What needs to be done:
Find each line with the string "image" and report it.

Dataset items

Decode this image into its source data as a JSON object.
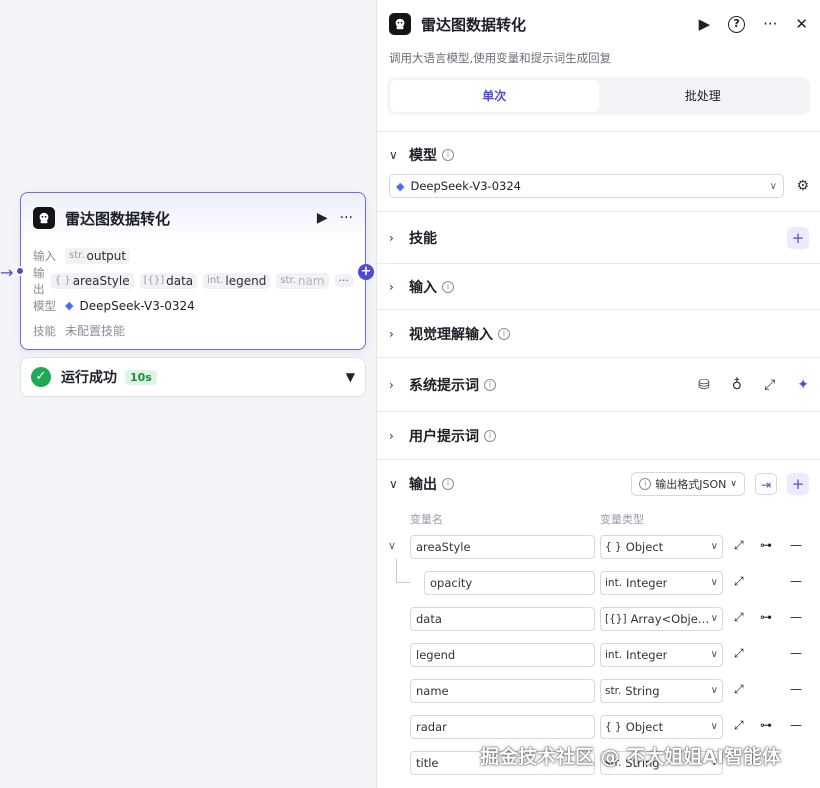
{
  "node": {
    "title": "雷达图数据转化",
    "run_icon": "▶",
    "more_icon": "···",
    "input_label": "输入",
    "input_type": "str.",
    "input_value": "output",
    "output_label": "输出",
    "outputs": [
      {
        "type": "{ }",
        "name": "areaStyle"
      },
      {
        "type": "[{}]",
        "name": "data"
      },
      {
        "type": "int.",
        "name": "legend"
      },
      {
        "type": "str.",
        "name": "nam"
      }
    ],
    "more_outputs": "···",
    "model_label": "模型",
    "model_value": "DeepSeek-V3-0324",
    "skill_label": "技能",
    "skill_value": "未配置技能"
  },
  "run": {
    "status": "运行成功",
    "time": "10s"
  },
  "panel": {
    "title": "雷达图数据转化",
    "description": "调用大语言模型,使用变量和提示词生成回复",
    "tabs": [
      {
        "label": "单次",
        "active": true
      },
      {
        "label": "批处理",
        "active": false
      }
    ],
    "sections": {
      "model": "模型",
      "skills": "技能",
      "input": "输入",
      "visual": "视觉理解输入",
      "system_prompt": "系统提示词",
      "user_prompt": "用户提示词",
      "output": "输出"
    },
    "model_selected": "DeepSeek-V3-0324",
    "output_format": "输出格式JSON",
    "col_name": "变量名",
    "col_type": "变量类型",
    "variables": [
      {
        "name": "areaStyle",
        "type_tag": "{ }",
        "type": "Object"
      },
      {
        "name": "opacity",
        "type_tag": "int.",
        "type": "Integer"
      },
      {
        "name": "data",
        "type_tag": "[{}]",
        "type": "Array<Object>"
      },
      {
        "name": "legend",
        "type_tag": "int.",
        "type": "Integer"
      },
      {
        "name": "name",
        "type_tag": "str.",
        "type": "String"
      },
      {
        "name": "radar",
        "type_tag": "{ }",
        "type": "Object"
      },
      {
        "name": "title",
        "type_tag": "str.",
        "type": "String"
      }
    ]
  },
  "watermark": "掘金技术社区 @ 不大姐姐AI智能体"
}
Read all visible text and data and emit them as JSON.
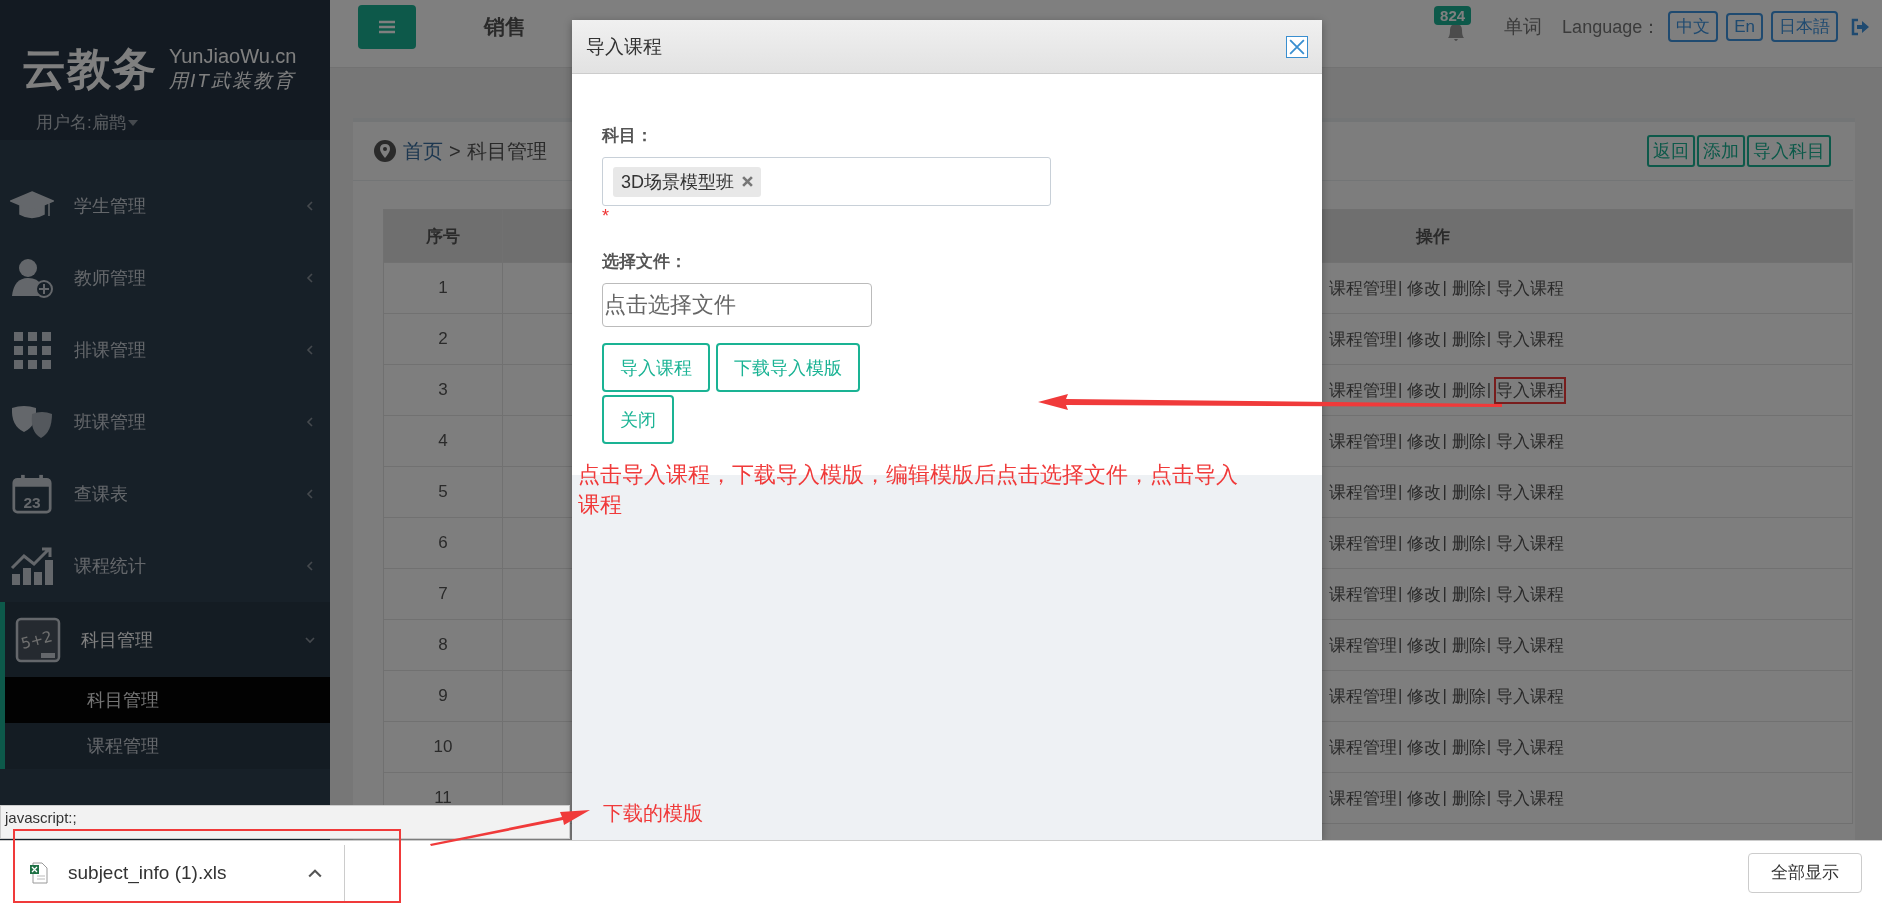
{
  "sidebar": {
    "logo": {
      "name": "云教务",
      "domain": "YunJiaoWu.cn",
      "slogan": "用IT武装教育"
    },
    "user": "用户名:扁鹊",
    "menu": [
      {
        "label": "学生管理",
        "kind": "cap",
        "expanded": false
      },
      {
        "label": "教师管理",
        "kind": "teacher",
        "expanded": false
      },
      {
        "label": "排课管理",
        "kind": "grid",
        "expanded": false
      },
      {
        "label": "班课管理",
        "kind": "masks",
        "expanded": false
      },
      {
        "label": "查课表",
        "kind": "calendar",
        "icon_text": "23",
        "expanded": false
      },
      {
        "label": "课程统计",
        "kind": "chart",
        "expanded": false
      },
      {
        "label": "科目管理",
        "kind": "board",
        "icon_text": "5+2",
        "expanded": true,
        "children": [
          {
            "label": "科目管理",
            "selected": true
          },
          {
            "label": "课程管理",
            "selected": false
          }
        ]
      }
    ]
  },
  "topbar": {
    "tabs": [
      {
        "label": "销售"
      }
    ],
    "notifications": "824",
    "words_link": "单词",
    "language_label": "Language：",
    "languages": [
      "中文",
      "En",
      "日本語"
    ]
  },
  "breadcrumb": {
    "home": "首页",
    "separator": ">",
    "current": "科目管理"
  },
  "toolbar": [
    "返回",
    "添加",
    "导入科目"
  ],
  "table": {
    "columns": [
      "序号",
      "操作"
    ],
    "separator": "|",
    "rows": [
      {
        "number": "1",
        "actions": [
          "课程管理",
          "修改",
          "删除",
          "导入课程"
        ],
        "marked": false
      },
      {
        "number": "2",
        "actions": [
          "课程管理",
          "修改",
          "删除",
          "导入课程"
        ],
        "marked": false
      },
      {
        "number": "3",
        "actions": [
          "课程管理",
          "修改",
          "删除",
          "导入课程"
        ],
        "marked": true
      },
      {
        "number": "4",
        "actions": [
          "课程管理",
          "修改",
          "删除",
          "导入课程"
        ],
        "marked": false
      },
      {
        "number": "5",
        "actions": [
          "课程管理",
          "修改",
          "删除",
          "导入课程"
        ],
        "marked": false
      },
      {
        "number": "6",
        "actions": [
          "课程管理",
          "修改",
          "删除",
          "导入课程"
        ],
        "marked": false
      },
      {
        "number": "7",
        "actions": [
          "课程管理",
          "修改",
          "删除",
          "导入课程"
        ],
        "marked": false
      },
      {
        "number": "8",
        "actions": [
          "课程管理",
          "修改",
          "删除",
          "导入课程"
        ],
        "marked": false
      },
      {
        "number": "9",
        "actions": [
          "课程管理",
          "修改",
          "删除",
          "导入课程"
        ],
        "marked": false
      },
      {
        "number": "10",
        "actions": [
          "课程管理",
          "修改",
          "删除",
          "导入课程"
        ],
        "marked": false
      },
      {
        "number": "11",
        "actions": [
          "课程管理",
          "修改",
          "删除",
          "导入课程"
        ],
        "marked": false
      }
    ]
  },
  "dialog": {
    "title": "导入课程",
    "subject_label": "科目：",
    "subject_tags": [
      "3D场景模型班"
    ],
    "required_mark": "*",
    "file_label": "选择文件：",
    "file_placeholder": "点击选择文件",
    "buttons": [
      "导入课程",
      "下载导入模版",
      "关闭"
    ]
  },
  "status_url": "javascript:;",
  "downloads": {
    "items": [
      {
        "file": "subject_info (1).xls",
        "marked": true
      }
    ],
    "show_all": "全部显示"
  },
  "annotations": [
    {
      "kind": "note",
      "text": "点击导入课程，下载导入模版，编辑模版后点击选择文件，点击导入课程"
    },
    {
      "kind": "label",
      "text": "下载的模版"
    }
  ]
}
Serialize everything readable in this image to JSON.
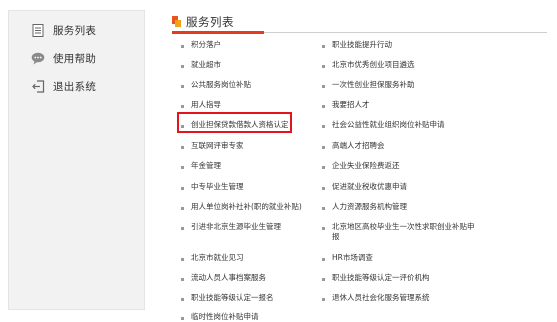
{
  "sidebar": {
    "items": [
      {
        "label": "服务列表",
        "icon": "document-icon"
      },
      {
        "label": "使用帮助",
        "icon": "chat-bubble-icon"
      },
      {
        "label": "退出系统",
        "icon": "exit-icon"
      }
    ]
  },
  "main": {
    "title": "服务列表",
    "services_left": [
      "积分落户",
      "就业超市",
      "公共服务岗位补贴",
      "用人指导",
      "创业担保贷款借款人资格认定",
      "互联网评审专家",
      "年金管理",
      "中专毕业生管理",
      "用人单位岗补社补(职的就业补贴)",
      "引进非北京生源毕业生管理",
      "北京市就业见习",
      "流动人员人事档案服务",
      "职业技能等级认定一报名",
      "临时性岗位补贴申请"
    ],
    "services_right": [
      "职业技能提升行动",
      "北京市优秀创业项目遴选",
      "一次性创业担保服务补助",
      "我要招人才",
      "社会公益性就业组织岗位补贴申请",
      "高端人才招聘会",
      "企业失业保险费返还",
      "促进就业税收优惠申请",
      "人力资源服务机构管理",
      "北京地区高校毕业生一次性求职创业补贴申报",
      "HR市场调查",
      "职业技能等级认定一评价机构",
      "退休人员社会化服务管理系统"
    ],
    "highlighted_service": "创业担保贷款借款人资格认定"
  },
  "colors": {
    "accent_red": "#e23b1f",
    "highlight_border": "#e3141b",
    "marker_orange": "#e8541e",
    "marker_yellow": "#f4a21c",
    "sidebar_bg": "#f2f2f2"
  }
}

Task solution:
Decode this image into its source data as a JSON object.
Serialize everything readable in this image to JSON.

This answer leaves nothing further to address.